───── Entries shown ─────

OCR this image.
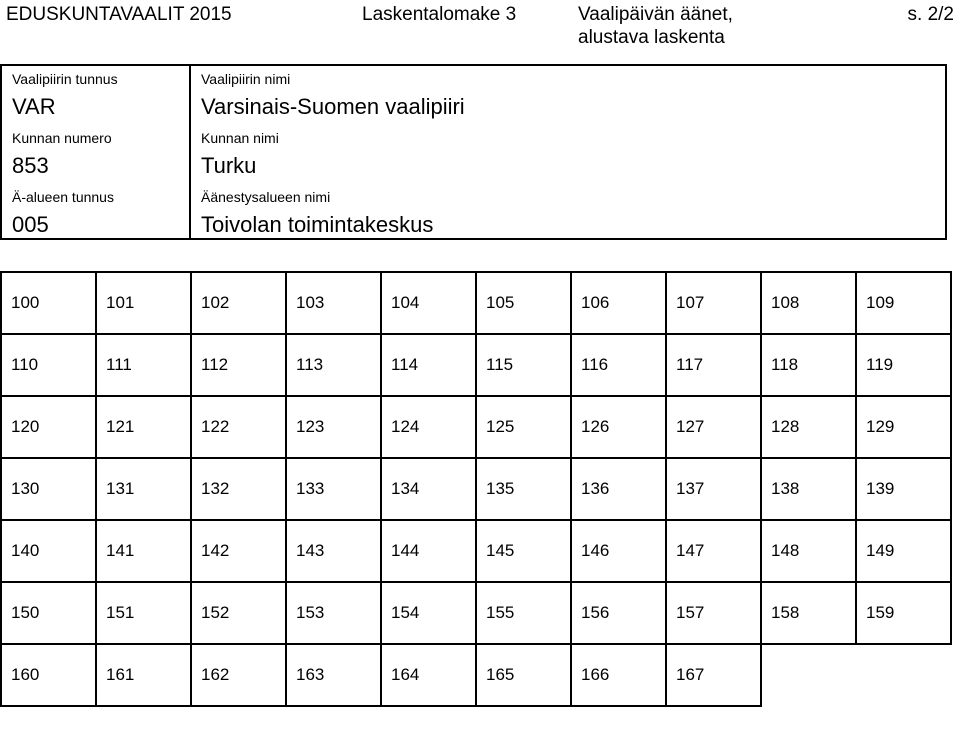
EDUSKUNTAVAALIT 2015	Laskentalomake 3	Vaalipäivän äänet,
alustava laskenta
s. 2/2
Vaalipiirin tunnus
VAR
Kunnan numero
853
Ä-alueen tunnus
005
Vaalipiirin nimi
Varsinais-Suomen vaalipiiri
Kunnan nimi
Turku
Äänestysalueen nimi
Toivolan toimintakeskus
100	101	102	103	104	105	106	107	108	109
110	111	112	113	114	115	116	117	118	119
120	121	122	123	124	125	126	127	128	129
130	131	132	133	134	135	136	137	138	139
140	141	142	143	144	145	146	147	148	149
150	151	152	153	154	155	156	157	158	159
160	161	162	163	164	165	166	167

─────
───── Entries shown ─────

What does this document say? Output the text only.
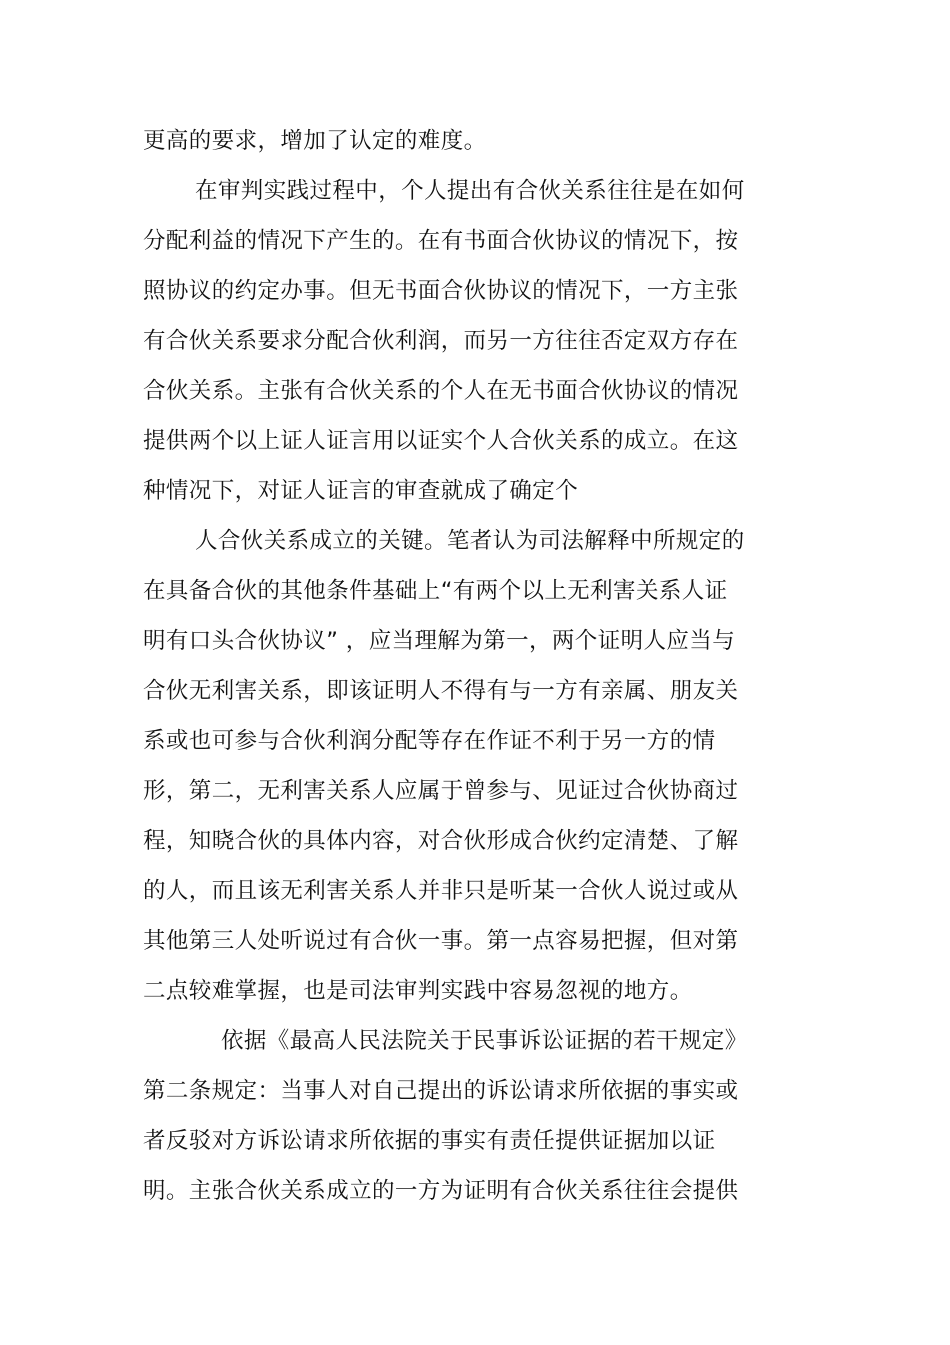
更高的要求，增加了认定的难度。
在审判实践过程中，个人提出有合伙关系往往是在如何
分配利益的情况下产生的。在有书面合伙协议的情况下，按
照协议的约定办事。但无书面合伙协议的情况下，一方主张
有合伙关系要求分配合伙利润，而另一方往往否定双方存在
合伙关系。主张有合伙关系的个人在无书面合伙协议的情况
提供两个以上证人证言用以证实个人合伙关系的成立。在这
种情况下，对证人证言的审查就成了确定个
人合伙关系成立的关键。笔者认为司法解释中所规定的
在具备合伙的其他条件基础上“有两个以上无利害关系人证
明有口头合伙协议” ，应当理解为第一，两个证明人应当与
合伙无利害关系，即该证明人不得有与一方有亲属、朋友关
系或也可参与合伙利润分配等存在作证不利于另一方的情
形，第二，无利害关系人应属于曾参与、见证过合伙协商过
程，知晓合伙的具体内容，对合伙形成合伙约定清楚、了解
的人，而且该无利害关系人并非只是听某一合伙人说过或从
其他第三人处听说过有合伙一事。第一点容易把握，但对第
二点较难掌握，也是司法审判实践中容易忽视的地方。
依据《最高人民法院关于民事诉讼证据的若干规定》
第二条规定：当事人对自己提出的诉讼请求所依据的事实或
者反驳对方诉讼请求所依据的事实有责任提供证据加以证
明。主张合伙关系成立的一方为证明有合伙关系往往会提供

─────
───── Entries shown ─────

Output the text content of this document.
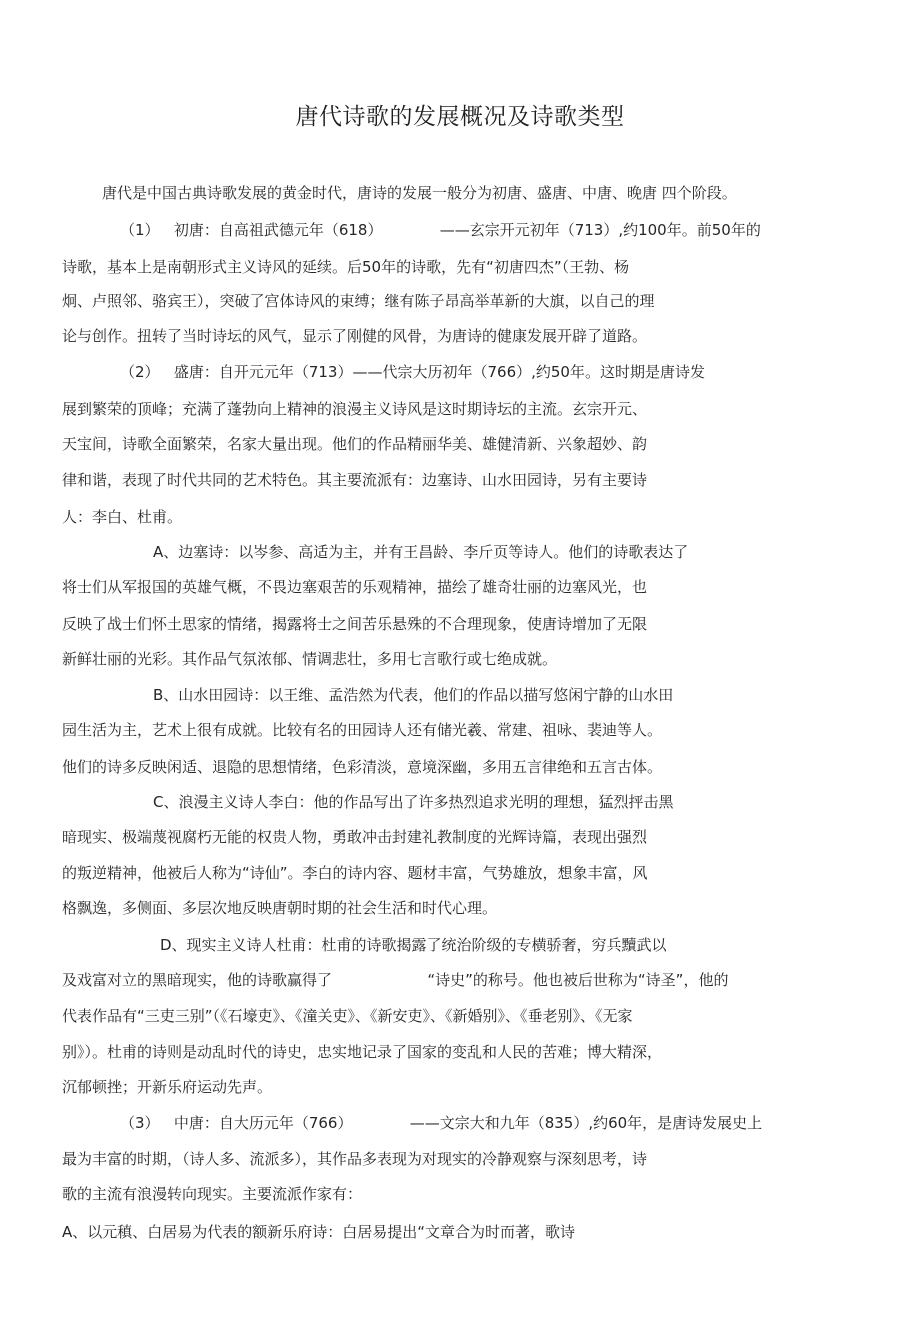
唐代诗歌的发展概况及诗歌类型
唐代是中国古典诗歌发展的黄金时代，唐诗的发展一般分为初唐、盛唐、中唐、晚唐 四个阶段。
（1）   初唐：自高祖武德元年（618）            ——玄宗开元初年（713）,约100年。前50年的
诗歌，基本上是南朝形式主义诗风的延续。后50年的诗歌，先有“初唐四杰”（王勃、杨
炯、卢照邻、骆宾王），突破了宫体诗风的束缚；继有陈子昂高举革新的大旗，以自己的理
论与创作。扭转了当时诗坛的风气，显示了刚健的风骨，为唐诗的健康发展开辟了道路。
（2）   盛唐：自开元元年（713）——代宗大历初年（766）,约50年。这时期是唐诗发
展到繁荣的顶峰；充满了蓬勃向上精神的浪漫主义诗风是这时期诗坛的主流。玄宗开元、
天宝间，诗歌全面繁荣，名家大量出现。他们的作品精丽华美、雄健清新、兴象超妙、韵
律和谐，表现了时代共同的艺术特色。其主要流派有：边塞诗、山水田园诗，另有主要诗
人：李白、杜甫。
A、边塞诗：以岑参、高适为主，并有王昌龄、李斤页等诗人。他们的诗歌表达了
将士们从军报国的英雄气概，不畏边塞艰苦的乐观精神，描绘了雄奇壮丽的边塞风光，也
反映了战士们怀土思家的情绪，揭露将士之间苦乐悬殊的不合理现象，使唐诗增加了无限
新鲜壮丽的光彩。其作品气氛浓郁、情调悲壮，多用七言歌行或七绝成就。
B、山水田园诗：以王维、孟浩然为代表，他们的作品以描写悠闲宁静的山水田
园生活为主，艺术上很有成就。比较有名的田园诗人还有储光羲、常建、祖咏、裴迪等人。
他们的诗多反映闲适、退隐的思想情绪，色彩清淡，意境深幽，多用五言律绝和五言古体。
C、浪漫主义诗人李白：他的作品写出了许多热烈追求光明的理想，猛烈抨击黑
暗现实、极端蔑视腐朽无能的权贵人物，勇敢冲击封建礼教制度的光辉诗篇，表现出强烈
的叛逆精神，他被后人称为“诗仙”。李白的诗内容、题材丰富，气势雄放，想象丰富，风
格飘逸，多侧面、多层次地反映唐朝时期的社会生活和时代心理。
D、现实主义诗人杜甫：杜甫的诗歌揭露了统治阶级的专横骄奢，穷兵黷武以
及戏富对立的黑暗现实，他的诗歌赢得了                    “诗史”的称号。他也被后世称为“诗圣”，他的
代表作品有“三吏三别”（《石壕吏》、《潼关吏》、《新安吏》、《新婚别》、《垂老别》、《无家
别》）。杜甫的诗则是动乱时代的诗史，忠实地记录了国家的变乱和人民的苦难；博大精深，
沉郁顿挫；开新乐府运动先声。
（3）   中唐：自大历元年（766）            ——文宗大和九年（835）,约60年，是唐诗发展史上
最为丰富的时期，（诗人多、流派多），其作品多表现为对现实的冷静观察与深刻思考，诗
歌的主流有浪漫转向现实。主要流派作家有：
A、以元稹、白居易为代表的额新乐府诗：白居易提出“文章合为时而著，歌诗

─────

> _Goal_
Tally the lines of the material above that contain the word "tunnus" and report the total alone.

> _Completed exercise_
2